- _Requirements_
Using the listing below, give the number of lines where "JSON" appears, and nothing else.

# start of Material shown

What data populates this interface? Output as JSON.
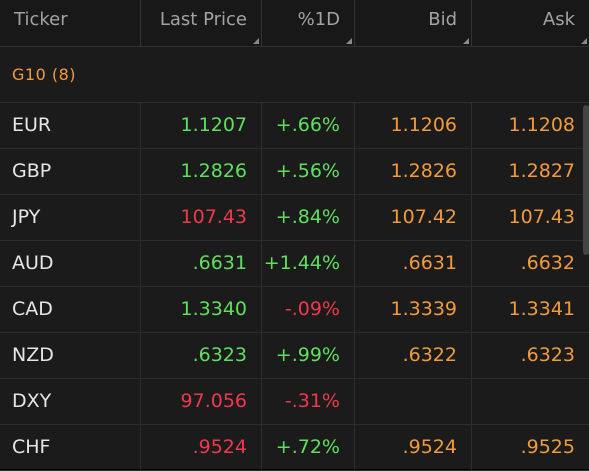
{
  "colors": {
    "up": "#5ee05e",
    "down": "#f0384c",
    "quote": "#f29a3d",
    "ticker": "#e6e6e6",
    "header": "#a3a3a3"
  },
  "columns": [
    {
      "key": "ticker",
      "label": "Ticker"
    },
    {
      "key": "last",
      "label": "Last Price"
    },
    {
      "key": "pct",
      "label": "%1D"
    },
    {
      "key": "bid",
      "label": "Bid"
    },
    {
      "key": "ask",
      "label": "Ask"
    }
  ],
  "group": {
    "label": "G10 (8)"
  },
  "rows": [
    {
      "ticker": "EUR",
      "last": "1.1207",
      "last_dir": "up",
      "pct": "+.66%",
      "pct_dir": "up",
      "bid": "1.1206",
      "ask": "1.1208"
    },
    {
      "ticker": "GBP",
      "last": "1.2826",
      "last_dir": "up",
      "pct": "+.56%",
      "pct_dir": "up",
      "bid": "1.2826",
      "ask": "1.2827"
    },
    {
      "ticker": "JPY",
      "last": "107.43",
      "last_dir": "down",
      "pct": "+.84%",
      "pct_dir": "up",
      "bid": "107.42",
      "ask": "107.43"
    },
    {
      "ticker": "AUD",
      "last": ".6631",
      "last_dir": "up",
      "pct": "+1.44%",
      "pct_dir": "up",
      "bid": ".6631",
      "ask": ".6632"
    },
    {
      "ticker": "CAD",
      "last": "1.3340",
      "last_dir": "up",
      "pct": "-.09%",
      "pct_dir": "down",
      "bid": "1.3339",
      "ask": "1.3341"
    },
    {
      "ticker": "NZD",
      "last": ".6323",
      "last_dir": "up",
      "pct": "+.99%",
      "pct_dir": "up",
      "bid": ".6322",
      "ask": ".6323"
    },
    {
      "ticker": "DXY",
      "last": "97.056",
      "last_dir": "down",
      "pct": "-.31%",
      "pct_dir": "down",
      "bid": "",
      "ask": ""
    },
    {
      "ticker": "CHF",
      "last": ".9524",
      "last_dir": "down",
      "pct": "+.72%",
      "pct_dir": "up",
      "bid": ".9524",
      "ask": ".9525"
    }
  ]
}
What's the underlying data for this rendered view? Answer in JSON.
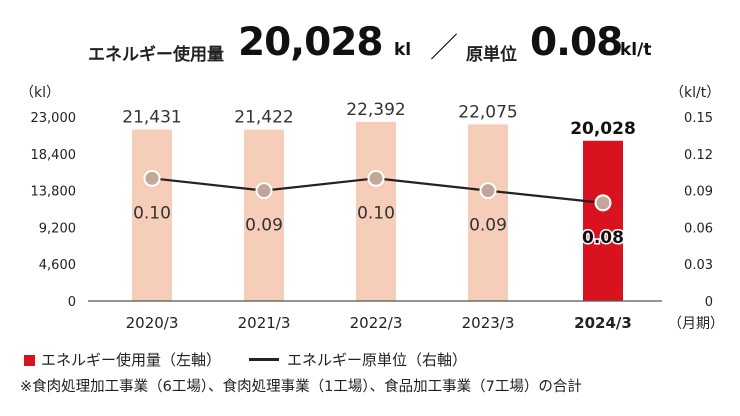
{
  "headline": {
    "energy_label": "エネルギー使用量",
    "energy_value": "20,028",
    "energy_unit": "kl",
    "separator": "／",
    "intensity_label": "原単位",
    "intensity_value": "0.08",
    "intensity_unit": "kl/t"
  },
  "colors": {
    "bar_past": "#f6cdb9",
    "bar_current": "#d9121f",
    "line": "#222222",
    "marker_fill": "#c2a89a",
    "marker_stroke": "#ffffff"
  },
  "chart_data": {
    "type": "bar+line",
    "categories": [
      "2020/3",
      "2021/3",
      "2022/3",
      "2023/3",
      "2024/3"
    ],
    "highlight_category": "2024/3",
    "left_axis": {
      "unit_label": "（kl）",
      "ticks": [
        "23,000",
        "18,400",
        "13,800",
        "9,200",
        "4,600",
        "0"
      ],
      "ylim": [
        0,
        23000
      ]
    },
    "right_axis": {
      "unit_label": "（kl/t）",
      "ticks": [
        "0.15",
        "0.12",
        "0.09",
        "0.06",
        "0.03",
        "0"
      ],
      "ylim": [
        0,
        0.15
      ]
    },
    "x_unit_label": "（月期）",
    "series": [
      {
        "name": "エネルギー使用量（左軸）",
        "type": "bar",
        "axis": "left",
        "values": [
          21431,
          21422,
          22392,
          22075,
          20028
        ],
        "labels": [
          "21,431",
          "21,422",
          "22,392",
          "22,075",
          "20,028"
        ]
      },
      {
        "name": "エネルギー原単位（右軸）",
        "type": "line",
        "axis": "right",
        "values": [
          0.1,
          0.09,
          0.1,
          0.09,
          0.08
        ],
        "labels": [
          "0.10",
          "0.09",
          "0.10",
          "0.09",
          "0.08"
        ]
      }
    ]
  },
  "legend": {
    "bar_label": "エネルギー使用量（左軸）",
    "line_label": "エネルギー原単位（右軸）"
  },
  "note": "※食肉処理加工事業（6工場）、食肉処理事業（1工場）、食品加工事業（7工場）の合計"
}
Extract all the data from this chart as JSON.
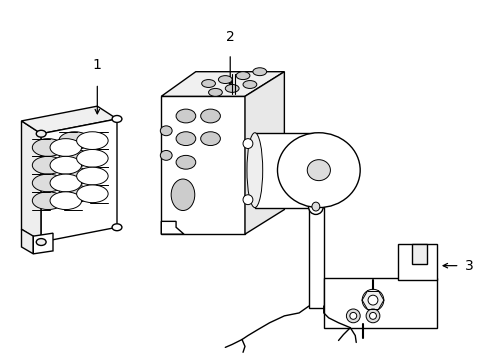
{
  "background_color": "#ffffff",
  "line_color": "#000000",
  "line_width": 1.0,
  "label_1": "1",
  "label_2": "2",
  "label_3": "3",
  "figsize": [
    4.89,
    3.6
  ],
  "dpi": 100
}
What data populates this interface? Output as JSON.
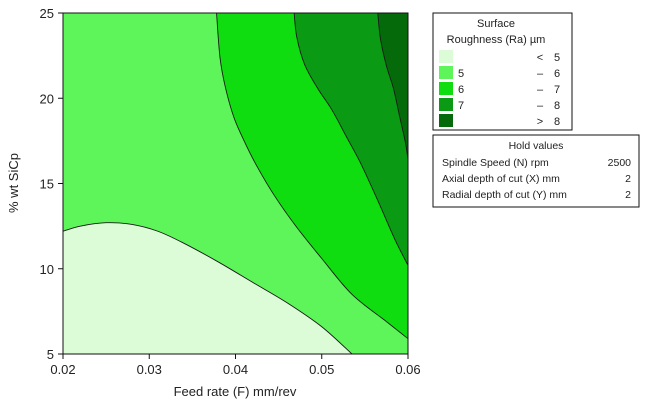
{
  "chart_data": {
    "type": "contour",
    "xlabel": "Feed rate (F) mm/rev",
    "ylabel": "% wt SiCp",
    "xlim": [
      0.02,
      0.06
    ],
    "ylim": [
      5,
      25
    ],
    "xticks": [
      "0.02",
      "0.03",
      "0.04",
      "0.05",
      "0.06"
    ],
    "yticks": [
      "5",
      "10",
      "15",
      "20",
      "25"
    ],
    "legend_title": [
      "Surface",
      "Roughness (Ra) µm"
    ],
    "levels": [
      {
        "lo": "<",
        "hi": "5",
        "color": "#dcfcd8"
      },
      {
        "lo": "5",
        "sep": "–",
        "hi": "6",
        "color": "#5ef55a"
      },
      {
        "lo": "6",
        "sep": "–",
        "hi": "7",
        "color": "#0fdd0f"
      },
      {
        "lo": "7",
        "sep": "–",
        "hi": "8",
        "color": "#0a9a13"
      },
      {
        "lo": ">",
        "hi": "8",
        "color": "#046a0a"
      }
    ],
    "contours": [
      {
        "level": 5,
        "points": [
          [
            0.02,
            12.2
          ],
          [
            0.022,
            12.5
          ],
          [
            0.025,
            12.7
          ],
          [
            0.028,
            12.6
          ],
          [
            0.031,
            12.2
          ],
          [
            0.034,
            11.5
          ],
          [
            0.038,
            10.4
          ],
          [
            0.042,
            9.2
          ],
          [
            0.046,
            8.0
          ],
          [
            0.05,
            6.6
          ],
          [
            0.0535,
            5.0
          ]
        ]
      },
      {
        "level": 6,
        "points": [
          [
            0.0378,
            25
          ],
          [
            0.0382,
            22.4
          ],
          [
            0.0388,
            20.7
          ],
          [
            0.0398,
            18.9
          ],
          [
            0.041,
            17.5
          ],
          [
            0.0425,
            16.0
          ],
          [
            0.0445,
            14.3
          ],
          [
            0.047,
            12.5
          ],
          [
            0.05,
            10.6
          ],
          [
            0.0535,
            8.5
          ],
          [
            0.0575,
            6.9
          ],
          [
            0.06,
            5.9
          ]
        ]
      },
      {
        "level": 7,
        "points": [
          [
            0.0468,
            25
          ],
          [
            0.0471,
            23.6
          ],
          [
            0.048,
            22.0
          ],
          [
            0.0495,
            20.6
          ],
          [
            0.0512,
            19.3
          ],
          [
            0.0528,
            17.8
          ],
          [
            0.0545,
            16.2
          ],
          [
            0.0565,
            14.0
          ],
          [
            0.0585,
            11.7
          ],
          [
            0.06,
            10.2
          ]
        ]
      },
      {
        "level": 8,
        "points": [
          [
            0.0565,
            25
          ],
          [
            0.0568,
            23.5
          ],
          [
            0.0575,
            21.9
          ],
          [
            0.0583,
            20.6
          ],
          [
            0.059,
            19.0
          ],
          [
            0.0597,
            17.4
          ],
          [
            0.06,
            16.4
          ]
        ]
      }
    ]
  },
  "hold_values": {
    "title": "Hold values",
    "rows": [
      {
        "label": "Spindle Speed (N) rpm",
        "value": "2500"
      },
      {
        "label": "Axial depth of cut (X) mm",
        "value": "2"
      },
      {
        "label": "Radial depth of cut (Y) mm",
        "value": "2"
      }
    ]
  }
}
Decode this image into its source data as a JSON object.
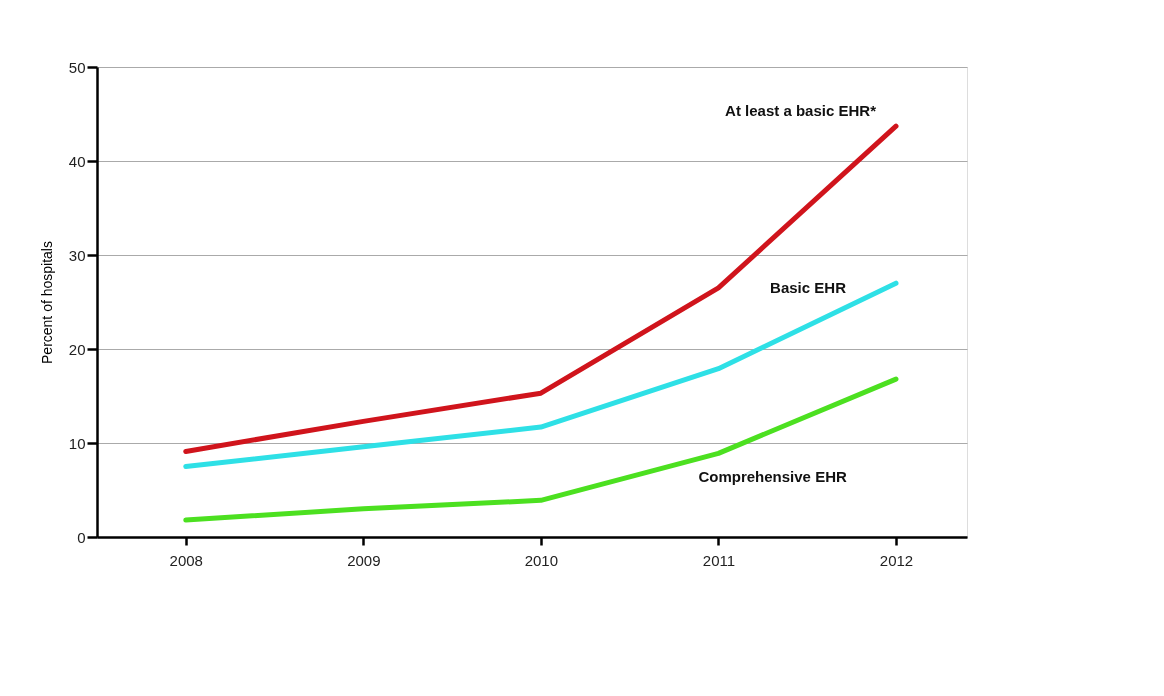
{
  "chart_data": {
    "type": "line",
    "ylabel": "Percent of hospitals",
    "x": [
      2008,
      2009,
      2010,
      2011,
      2012
    ],
    "series": [
      {
        "name": "At least a basic EHR*",
        "color": "#d0141c",
        "values": [
          9.1,
          12.3,
          15.3,
          26.5,
          43.7
        ]
      },
      {
        "name": "Basic EHR",
        "color": "#2ee0e6",
        "values": [
          7.5,
          9.6,
          11.7,
          17.9,
          27.0
        ]
      },
      {
        "name": "Comprehensive EHR",
        "color": "#4ce020",
        "values": [
          1.8,
          3.0,
          3.9,
          8.9,
          16.8
        ]
      }
    ],
    "xlim": [
      2007.5,
      2012.4
    ],
    "xticks": [
      2008,
      2009,
      2010,
      2011,
      2012
    ],
    "ylim": [
      0,
      50
    ],
    "yticks": [
      0,
      10,
      20,
      30,
      40,
      50
    ],
    "grid": "y",
    "legend": false,
    "marker": "none",
    "line_style": "solid"
  }
}
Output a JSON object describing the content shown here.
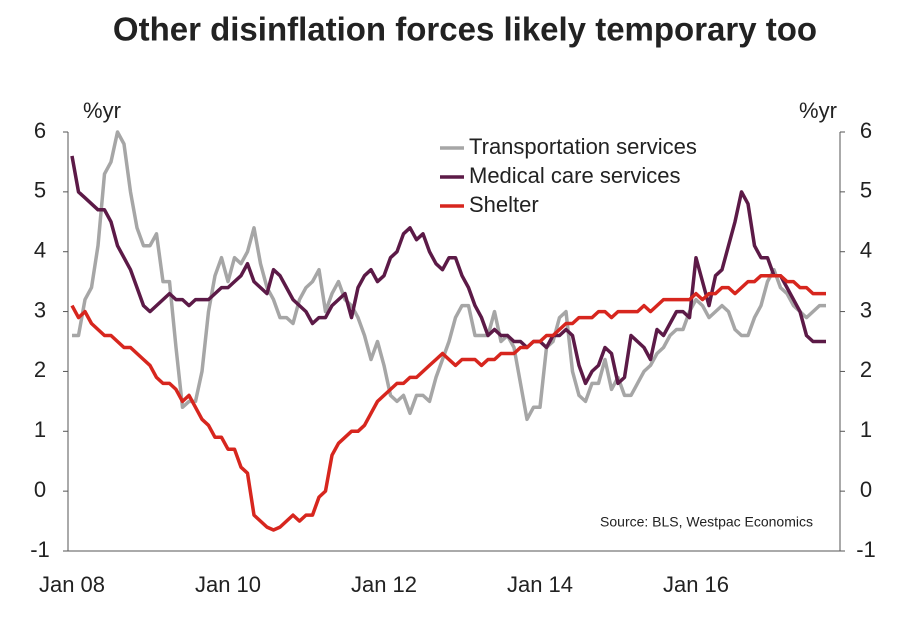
{
  "chart_data": {
    "type": "line",
    "title": "Other disinflation forces likely temporary too",
    "ylabel": "%yr",
    "y2label": "%yr",
    "annotation": "Source: BLS, Westpac Economics",
    "categories": [
      "Jan 08",
      null,
      null,
      null,
      null,
      null,
      null,
      null,
      null,
      null,
      null,
      null,
      null,
      null,
      null,
      null,
      null,
      null,
      null,
      null,
      null,
      null,
      null,
      null,
      "Jan 10",
      null,
      null,
      null,
      null,
      null,
      null,
      null,
      null,
      null,
      null,
      null,
      null,
      null,
      null,
      null,
      null,
      null,
      null,
      null,
      null,
      null,
      null,
      null,
      "Jan 12",
      null,
      null,
      null,
      null,
      null,
      null,
      null,
      null,
      null,
      null,
      null,
      null,
      null,
      null,
      null,
      null,
      null,
      null,
      null,
      null,
      null,
      null,
      null,
      "Jan 14",
      null,
      null,
      null,
      null,
      null,
      null,
      null,
      null,
      null,
      null,
      null,
      null,
      null,
      null,
      null,
      null,
      null,
      null,
      null,
      null,
      null,
      null,
      null,
      "Jan 16",
      null,
      null,
      null,
      null,
      null,
      null,
      null,
      null,
      null,
      null,
      null,
      null,
      null,
      null,
      null,
      null,
      null,
      null,
      null,
      null
    ],
    "series": [
      {
        "name": "Transportation services",
        "color": "#a6a6a6",
        "values": [
          2.6,
          2.6,
          3.2,
          3.4,
          4.1,
          5.3,
          5.5,
          6.0,
          5.8,
          5.0,
          4.4,
          4.1,
          4.1,
          4.3,
          3.5,
          3.5,
          2.4,
          1.4,
          1.5,
          1.5,
          2.0,
          3.0,
          3.6,
          3.9,
          3.5,
          3.9,
          3.8,
          4.0,
          4.4,
          3.8,
          3.4,
          3.2,
          2.9,
          2.9,
          2.8,
          3.2,
          3.4,
          3.5,
          3.7,
          3.0,
          3.3,
          3.5,
          3.2,
          3.1,
          2.9,
          2.6,
          2.2,
          2.5,
          2.1,
          1.6,
          1.5,
          1.6,
          1.3,
          1.6,
          1.6,
          1.5,
          1.9,
          2.2,
          2.5,
          2.9,
          3.1,
          3.1,
          2.6,
          2.6,
          2.6,
          3.0,
          2.5,
          2.6,
          2.4,
          1.8,
          1.2,
          1.4,
          1.4,
          2.4,
          2.5,
          2.9,
          3.0,
          2.0,
          1.6,
          1.5,
          1.8,
          1.8,
          2.2,
          1.7,
          1.9,
          1.6,
          1.6,
          1.8,
          2.0,
          2.1,
          2.3,
          2.4,
          2.6,
          2.7,
          2.7,
          3.0,
          3.2,
          3.1,
          2.9,
          3.0,
          3.1,
          3.0,
          2.7,
          2.6,
          2.6,
          2.9,
          3.1,
          3.5,
          3.7,
          3.4,
          3.3,
          3.1,
          3.0,
          2.9,
          3.0,
          3.1,
          3.1
        ]
      },
      {
        "name": "Medical care services",
        "color": "#5c1a47",
        "values": [
          5.6,
          5.0,
          4.9,
          4.8,
          4.7,
          4.7,
          4.5,
          4.1,
          3.9,
          3.7,
          3.4,
          3.1,
          3.0,
          3.1,
          3.2,
          3.3,
          3.2,
          3.2,
          3.1,
          3.2,
          3.2,
          3.2,
          3.3,
          3.4,
          3.4,
          3.5,
          3.6,
          3.8,
          3.5,
          3.4,
          3.3,
          3.7,
          3.6,
          3.4,
          3.2,
          3.1,
          3.0,
          2.8,
          2.9,
          2.9,
          3.1,
          3.2,
          3.3,
          2.9,
          3.4,
          3.6,
          3.7,
          3.5,
          3.6,
          3.9,
          4.0,
          4.3,
          4.4,
          4.2,
          4.3,
          4.0,
          3.8,
          3.7,
          3.9,
          3.9,
          3.6,
          3.4,
          3.1,
          2.9,
          2.6,
          2.7,
          2.6,
          2.6,
          2.5,
          2.5,
          2.4,
          2.5,
          2.5,
          2.4,
          2.6,
          2.6,
          2.7,
          2.6,
          2.1,
          1.8,
          2.0,
          2.1,
          2.4,
          2.3,
          1.8,
          1.9,
          2.6,
          2.5,
          2.4,
          2.2,
          2.7,
          2.6,
          2.8,
          3.0,
          3.0,
          2.9,
          3.9,
          3.5,
          3.1,
          3.6,
          3.7,
          4.1,
          4.5,
          5.0,
          4.8,
          4.1,
          3.9,
          3.9,
          3.6,
          3.6,
          3.4,
          3.2,
          3.0,
          2.6,
          2.5,
          2.5,
          2.5
        ]
      },
      {
        "name": "Shelter",
        "color": "#d7261e",
        "values": [
          3.1,
          2.9,
          3.0,
          2.8,
          2.7,
          2.6,
          2.6,
          2.5,
          2.4,
          2.4,
          2.3,
          2.2,
          2.1,
          1.9,
          1.8,
          1.8,
          1.7,
          1.5,
          1.6,
          1.4,
          1.2,
          1.1,
          0.9,
          0.9,
          0.7,
          0.7,
          0.4,
          0.3,
          -0.4,
          -0.5,
          -0.6,
          -0.65,
          -0.6,
          -0.5,
          -0.4,
          -0.5,
          -0.4,
          -0.4,
          -0.1,
          0.0,
          0.6,
          0.8,
          0.9,
          1.0,
          1.0,
          1.1,
          1.3,
          1.5,
          1.6,
          1.7,
          1.8,
          1.8,
          1.9,
          1.9,
          2.0,
          2.1,
          2.2,
          2.3,
          2.2,
          2.1,
          2.2,
          2.2,
          2.2,
          2.1,
          2.2,
          2.2,
          2.3,
          2.3,
          2.3,
          2.4,
          2.4,
          2.5,
          2.5,
          2.6,
          2.6,
          2.7,
          2.8,
          2.8,
          2.9,
          2.9,
          2.9,
          3.0,
          3.0,
          2.9,
          3.0,
          3.0,
          3.0,
          3.0,
          3.1,
          3.0,
          3.1,
          3.2,
          3.2,
          3.2,
          3.2,
          3.2,
          3.3,
          3.2,
          3.3,
          3.3,
          3.4,
          3.4,
          3.3,
          3.4,
          3.5,
          3.5,
          3.6,
          3.6,
          3.6,
          3.6,
          3.5,
          3.5,
          3.4,
          3.4,
          3.3,
          3.3,
          3.3
        ]
      }
    ],
    "ylim": [
      -1,
      6
    ],
    "yticks": [
      -1,
      0,
      1,
      2,
      3,
      4,
      5,
      6
    ],
    "y2lim": [
      -1,
      6
    ],
    "y2ticks": [
      -1,
      0,
      1,
      2,
      3,
      4,
      5,
      6
    ],
    "grid": false
  }
}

# end of Material shown

- _Answer for this exercise_
6